* REQUIRED TASK *
Return all entries precisely as they stand, without the images.

* RECORDS TO PROCESS *
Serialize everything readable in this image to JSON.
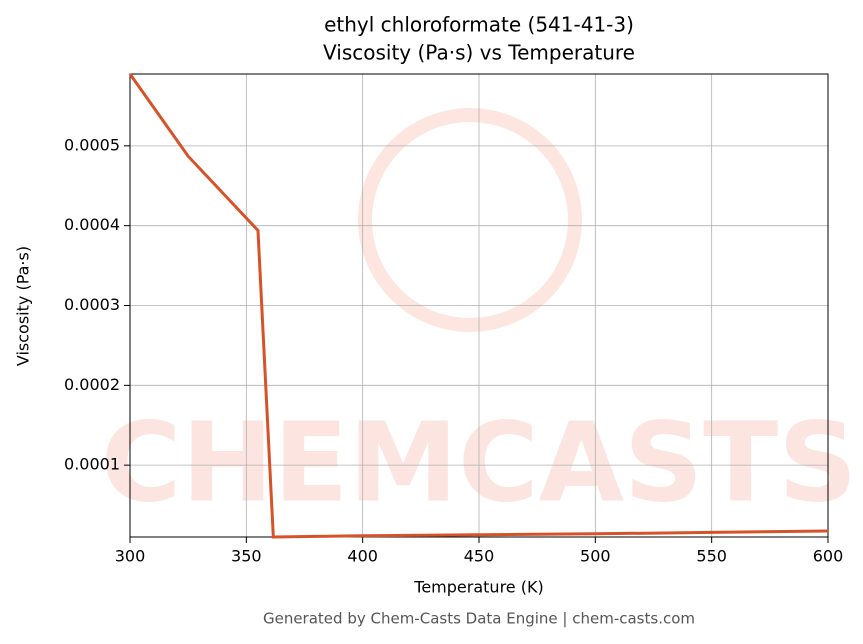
{
  "chart_data": {
    "type": "line",
    "title": "ethyl chloroformate (541-41-3)",
    "subtitle": "Viscosity (Pa·s) vs Temperature",
    "x_label": "Temperature (K)",
    "y_label": "Viscosity (Pa·s)",
    "watermark": "CHEMCASTS",
    "footer": "Generated by Chem-Casts Data Engine | chem-casts.com",
    "x": [
      300,
      325,
      355,
      361.6,
      400,
      450,
      500,
      550,
      600
    ],
    "series": [
      {
        "name": "Viscosity",
        "color": "#d6532a",
        "values": [
          0.00059,
          0.000487,
          0.000394,
          1e-05,
          1.15e-05,
          1.28e-05,
          1.4e-05,
          1.58e-05,
          1.75e-05
        ]
      }
    ],
    "xlim": [
      300,
      600
    ],
    "xticks": [
      300,
      350,
      400,
      450,
      500,
      550,
      600
    ],
    "ylim": [
      1e-05,
      0.00059
    ],
    "yticks": [
      0.0001,
      0.0002,
      0.0003,
      0.0004,
      0.0005
    ],
    "grid": true
  }
}
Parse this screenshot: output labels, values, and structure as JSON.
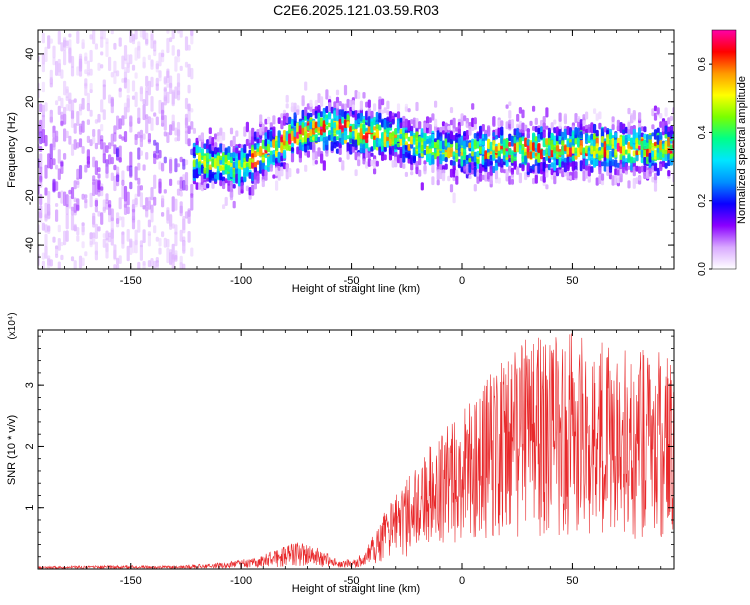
{
  "title": "C2E6.2025.121.03.59.R03",
  "colors": {
    "snr_line": "#e8282a",
    "colorbar_stops": [
      "#ffffff",
      "#d9a9ff",
      "#8a00ff",
      "#0b00ff",
      "#0090ff",
      "#00e6ff",
      "#00ff88",
      "#7aff00",
      "#ffff00",
      "#ff9900",
      "#ff0000",
      "#ff00a8"
    ]
  },
  "chart_data": [
    {
      "type": "heatmap",
      "name": "spectrogram",
      "xlabel": "Height of straight line (km)",
      "ylabel": "Frequency (Hz)",
      "xlim": [
        -192,
        96
      ],
      "ylim": [
        -50,
        50
      ],
      "xticks": [
        -150,
        -100,
        -50,
        0,
        50
      ],
      "yticks": [
        40,
        20,
        0,
        -20,
        -40
      ],
      "colorbar": {
        "label": "Normalized spectral amplitude",
        "lim": [
          0.0,
          0.7
        ],
        "ticks": [
          0.0,
          0.2,
          0.4,
          0.6
        ]
      },
      "ridge_center": [
        [
          -192,
          -5
        ],
        [
          -165,
          -7
        ],
        [
          -140,
          -4
        ],
        [
          -120,
          -5
        ],
        [
          -100,
          -8
        ],
        [
          -90,
          -2
        ],
        [
          -80,
          4
        ],
        [
          -70,
          8
        ],
        [
          -60,
          9
        ],
        [
          -50,
          8
        ],
        [
          -40,
          6
        ],
        [
          -30,
          5
        ],
        [
          -20,
          2
        ],
        [
          -10,
          0
        ],
        [
          0,
          -1
        ],
        [
          20,
          0
        ],
        [
          40,
          0
        ],
        [
          60,
          1
        ],
        [
          80,
          0
        ],
        [
          96,
          1
        ]
      ]
    },
    {
      "type": "line",
      "name": "snr",
      "xlabel": "Height of straight line (km)",
      "ylabel": "SNR (10 * v/v)",
      "y_multiplier": "(x10⁴)",
      "xlim": [
        -192,
        96
      ],
      "ylim": [
        0,
        3.9
      ],
      "xticks": [
        -150,
        -100,
        -50,
        0,
        50
      ],
      "yticks": [
        1,
        2,
        3
      ],
      "envelope": [
        [
          -192,
          0.04
        ],
        [
          -160,
          0.06
        ],
        [
          -130,
          0.05
        ],
        [
          -110,
          0.1
        ],
        [
          -95,
          0.18
        ],
        [
          -85,
          0.3
        ],
        [
          -75,
          0.45
        ],
        [
          -65,
          0.35
        ],
        [
          -55,
          0.12
        ],
        [
          -45,
          0.25
        ],
        [
          -40,
          0.6
        ],
        [
          -30,
          1.1
        ],
        [
          -20,
          1.6
        ],
        [
          -10,
          2.0
        ],
        [
          0,
          2.4
        ],
        [
          10,
          2.8
        ],
        [
          20,
          3.2
        ],
        [
          30,
          3.5
        ],
        [
          50,
          3.5
        ],
        [
          70,
          3.3
        ],
        [
          96,
          3.2
        ]
      ]
    }
  ]
}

* OUTPUT FOR THIS TASK *
Serialize everything readable in this image to JSON.
{
  "chart_data": {
    "type": "line",
    "title": "ethyl chloroformate (541-41-3)",
    "subtitle": "Viscosity (Pa·s) vs Temperature",
    "x_label": "Temperature (K)",
    "y_label": "Viscosity (Pa·s)",
    "watermark": "CHEMCASTS",
    "footer": "Generated by Chem-Casts Data Engine | chem-casts.com",
    "x": [
      300,
      325,
      355,
      361.6,
      400,
      450,
      500,
      550,
      600
    ],
    "series": [
      {
        "name": "Viscosity",
        "color": "#d6532a",
        "values": [
          0.00059,
          0.000487,
          0.000394,
          1e-05,
          1.15e-05,
          1.28e-05,
          1.4e-05,
          1.58e-05,
          1.75e-05
        ]
      }
    ],
    "xlim": [
      300,
      600
    ],
    "xticks": [
      300,
      350,
      400,
      450,
      500,
      550,
      600
    ],
    "ylim": [
      1e-05,
      0.00059
    ],
    "yticks": [
      0.0001,
      0.0002,
      0.0003,
      0.0004,
      0.0005
    ],
    "grid": true
  }
}
Parse this screenshot: output labels, values, and structure as JSON.
{
  "title": "C2E6.2025.121.03.59.R03",
  "colors": {
    "snr_line": "#e8282a",
    "colorbar_stops": [
      "#ffffff",
      "#d9a9ff",
      "#8a00ff",
      "#0b00ff",
      "#0090ff",
      "#00e6ff",
      "#00ff88",
      "#7aff00",
      "#ffff00",
      "#ff9900",
      "#ff0000",
      "#ff00a8"
    ]
  },
  "chart_data": [
    {
      "type": "heatmap",
      "name": "spectrogram",
      "xlabel": "Height of straight line (km)",
      "ylabel": "Frequency (Hz)",
      "xlim": [
        -192,
        96
      ],
      "ylim": [
        -50,
        50
      ],
      "xticks": [
        -150,
        -100,
        -50,
        0,
        50
      ],
      "yticks": [
        40,
        20,
        0,
        -20,
        -40
      ],
      "colorbar": {
        "label": "Normalized spectral amplitude",
        "lim": [
          0.0,
          0.7
        ],
        "ticks": [
          0.0,
          0.2,
          0.4,
          0.6
        ]
      },
      "ridge_center": [
        [
          -192,
          -5
        ],
        [
          -165,
          -7
        ],
        [
          -140,
          -4
        ],
        [
          -120,
          -5
        ],
        [
          -100,
          -8
        ],
        [
          -90,
          -2
        ],
        [
          -80,
          4
        ],
        [
          -70,
          8
        ],
        [
          -60,
          9
        ],
        [
          -50,
          8
        ],
        [
          -40,
          6
        ],
        [
          -30,
          5
        ],
        [
          -20,
          2
        ],
        [
          -10,
          0
        ],
        [
          0,
          -1
        ],
        [
          20,
          0
        ],
        [
          40,
          0
        ],
        [
          60,
          1
        ],
        [
          80,
          0
        ],
        [
          96,
          1
        ]
      ]
    },
    {
      "type": "line",
      "name": "snr",
      "xlabel": "Height of straight line (km)",
      "ylabel": "SNR (10 * v/v)",
      "y_multiplier": "(x10⁴)",
      "xlim": [
        -192,
        96
      ],
      "ylim": [
        0,
        3.9
      ],
      "xticks": [
        -150,
        -100,
        -50,
        0,
        50
      ],
      "yticks": [
        1,
        2,
        3
      ],
      "envelope": [
        [
          -192,
          0.04
        ],
        [
          -160,
          0.06
        ],
        [
          -130,
          0.05
        ],
        [
          -110,
          0.1
        ],
        [
          -95,
          0.18
        ],
        [
          -85,
          0.3
        ],
        [
          -75,
          0.45
        ],
        [
          -65,
          0.35
        ],
        [
          -55,
          0.12
        ],
        [
          -45,
          0.25
        ],
        [
          -40,
          0.6
        ],
        [
          -30,
          1.1
        ],
        [
          -20,
          1.6
        ],
        [
          -10,
          2.0
        ],
        [
          0,
          2.4
        ],
        [
          10,
          2.8
        ],
        [
          20,
          3.2
        ],
        [
          30,
          3.5
        ],
        [
          50,
          3.5
        ],
        [
          70,
          3.3
        ],
        [
          96,
          3.2
        ]
      ]
    }
  ]
}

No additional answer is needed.